Stated task
Reproduce the lines below verbatim, beginning at the first line and ending with the line that contains "a-legend-swatch-rmanlos (1004, 93, 1071, 122)".

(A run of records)
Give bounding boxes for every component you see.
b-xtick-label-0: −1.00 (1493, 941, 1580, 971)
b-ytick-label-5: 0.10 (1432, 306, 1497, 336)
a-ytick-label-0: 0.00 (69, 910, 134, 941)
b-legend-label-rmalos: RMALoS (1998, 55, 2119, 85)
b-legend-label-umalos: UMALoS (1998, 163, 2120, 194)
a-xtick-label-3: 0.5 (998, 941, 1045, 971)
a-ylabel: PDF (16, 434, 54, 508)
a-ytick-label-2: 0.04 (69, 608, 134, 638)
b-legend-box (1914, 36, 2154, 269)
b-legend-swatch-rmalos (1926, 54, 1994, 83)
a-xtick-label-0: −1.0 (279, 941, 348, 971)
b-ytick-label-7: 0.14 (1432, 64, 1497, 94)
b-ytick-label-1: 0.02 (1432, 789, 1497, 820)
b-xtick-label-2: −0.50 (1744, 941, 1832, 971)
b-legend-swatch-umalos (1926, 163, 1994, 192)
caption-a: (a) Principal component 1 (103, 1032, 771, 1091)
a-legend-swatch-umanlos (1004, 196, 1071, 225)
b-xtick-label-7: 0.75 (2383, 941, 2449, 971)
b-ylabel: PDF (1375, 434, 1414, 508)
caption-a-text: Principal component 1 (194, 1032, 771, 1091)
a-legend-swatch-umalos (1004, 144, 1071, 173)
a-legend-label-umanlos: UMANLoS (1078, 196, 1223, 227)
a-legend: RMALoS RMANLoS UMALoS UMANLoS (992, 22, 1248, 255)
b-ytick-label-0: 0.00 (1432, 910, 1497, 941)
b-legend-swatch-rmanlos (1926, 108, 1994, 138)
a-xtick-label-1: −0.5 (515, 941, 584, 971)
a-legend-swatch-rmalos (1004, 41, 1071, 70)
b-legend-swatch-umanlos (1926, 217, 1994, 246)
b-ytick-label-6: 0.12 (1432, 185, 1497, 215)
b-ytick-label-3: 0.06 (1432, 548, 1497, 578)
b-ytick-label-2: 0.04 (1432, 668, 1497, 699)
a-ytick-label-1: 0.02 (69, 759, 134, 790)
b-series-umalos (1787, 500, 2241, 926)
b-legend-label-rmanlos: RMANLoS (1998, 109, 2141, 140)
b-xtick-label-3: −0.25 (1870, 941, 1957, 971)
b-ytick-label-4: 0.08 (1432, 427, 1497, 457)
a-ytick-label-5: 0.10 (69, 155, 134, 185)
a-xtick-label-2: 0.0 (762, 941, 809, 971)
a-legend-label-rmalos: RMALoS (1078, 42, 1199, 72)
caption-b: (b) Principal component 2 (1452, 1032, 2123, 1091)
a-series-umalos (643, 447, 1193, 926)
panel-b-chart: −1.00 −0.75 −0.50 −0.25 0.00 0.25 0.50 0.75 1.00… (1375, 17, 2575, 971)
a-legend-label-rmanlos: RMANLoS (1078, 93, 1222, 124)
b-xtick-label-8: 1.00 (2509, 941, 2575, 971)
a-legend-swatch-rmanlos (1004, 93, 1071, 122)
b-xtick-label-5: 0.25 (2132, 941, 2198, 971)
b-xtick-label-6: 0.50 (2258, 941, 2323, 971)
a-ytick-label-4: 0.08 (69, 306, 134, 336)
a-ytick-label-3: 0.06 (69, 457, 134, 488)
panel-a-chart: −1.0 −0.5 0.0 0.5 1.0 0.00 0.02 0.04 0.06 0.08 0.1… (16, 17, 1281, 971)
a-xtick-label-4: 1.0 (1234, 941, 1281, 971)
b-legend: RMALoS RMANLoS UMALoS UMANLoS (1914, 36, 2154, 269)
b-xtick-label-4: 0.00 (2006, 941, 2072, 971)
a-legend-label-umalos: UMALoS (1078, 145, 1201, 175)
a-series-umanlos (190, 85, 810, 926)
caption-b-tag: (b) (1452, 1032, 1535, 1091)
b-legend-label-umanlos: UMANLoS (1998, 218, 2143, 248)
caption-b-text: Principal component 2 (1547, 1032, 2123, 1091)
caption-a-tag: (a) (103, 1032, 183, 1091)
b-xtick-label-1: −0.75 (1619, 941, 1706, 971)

Output below
Give bounding boxes for every component you see.
b-xtick-label-0: −1.00 (1493, 941, 1580, 971)
b-ytick-label-5: 0.10 (1432, 306, 1497, 336)
a-ytick-label-0: 0.00 (69, 910, 134, 941)
b-legend-label-rmalos: RMALoS (1998, 55, 2119, 85)
b-legend-label-umalos: UMALoS (1998, 163, 2120, 194)
a-xtick-label-3: 0.5 (998, 941, 1045, 971)
a-ylabel: PDF (16, 434, 54, 508)
a-ytick-label-2: 0.04 (69, 608, 134, 638)
b-legend-box (1914, 36, 2154, 269)
b-legend-swatch-rmalos (1926, 54, 1994, 83)
a-xtick-label-0: −1.0 (279, 941, 348, 971)
b-ytick-label-7: 0.14 (1432, 64, 1497, 94)
b-ytick-label-1: 0.02 (1432, 789, 1497, 820)
b-xtick-label-2: −0.50 (1744, 941, 1832, 971)
b-legend-swatch-umalos (1926, 163, 1994, 192)
caption-a: (a) Principal component 1 (103, 1032, 771, 1091)
a-legend-swatch-umanlos (1004, 196, 1071, 225)
b-xtick-label-7: 0.75 (2383, 941, 2449, 971)
b-ylabel: PDF (1375, 434, 1414, 508)
caption-a-text: Principal component 1 (194, 1032, 771, 1091)
a-legend-swatch-umalos (1004, 144, 1071, 173)
a-legend-label-umanlos: UMANLoS (1078, 196, 1223, 227)
a-legend: RMALoS RMANLoS UMALoS UMANLoS (992, 22, 1248, 255)
b-ytick-label-0: 0.00 (1432, 910, 1497, 941)
b-legend-swatch-rmanlos (1926, 108, 1994, 138)
a-xtick-label-1: −0.5 (515, 941, 584, 971)
a-legend-swatch-rmalos (1004, 41, 1071, 70)
b-legend-swatch-umanlos (1926, 217, 1994, 246)
b-ytick-label-6: 0.12 (1432, 185, 1497, 215)
b-ytick-label-3: 0.06 (1432, 548, 1497, 578)
b-ytick-label-2: 0.04 (1432, 668, 1497, 699)
a-ytick-label-1: 0.02 (69, 759, 134, 790)
b-series-umalos (1787, 500, 2241, 926)
b-legend-label-rmanlos: RMANLoS (1998, 109, 2141, 140)
b-xtick-label-3: −0.25 (1870, 941, 1957, 971)
b-ytick-label-4: 0.08 (1432, 427, 1497, 457)
a-ytick-label-5: 0.10 (69, 155, 134, 185)
a-xtick-label-2: 0.0 (762, 941, 809, 971)
a-legend-label-rmalos: RMALoS (1078, 42, 1199, 72)
caption-b: (b) Principal component 2 (1452, 1032, 2123, 1091)
a-series-umalos (643, 447, 1193, 926)
panel-b-chart: −1.00 −0.75 −0.50 −0.25 0.00 0.25 0.50 0.75 1.00… (1375, 17, 2575, 971)
a-legend-label-rmanlos: RMANLoS (1078, 93, 1222, 124)
b-xtick-label-8: 1.00 (2509, 941, 2575, 971)
a-legend-swatch-rmanlos (1004, 93, 1071, 122)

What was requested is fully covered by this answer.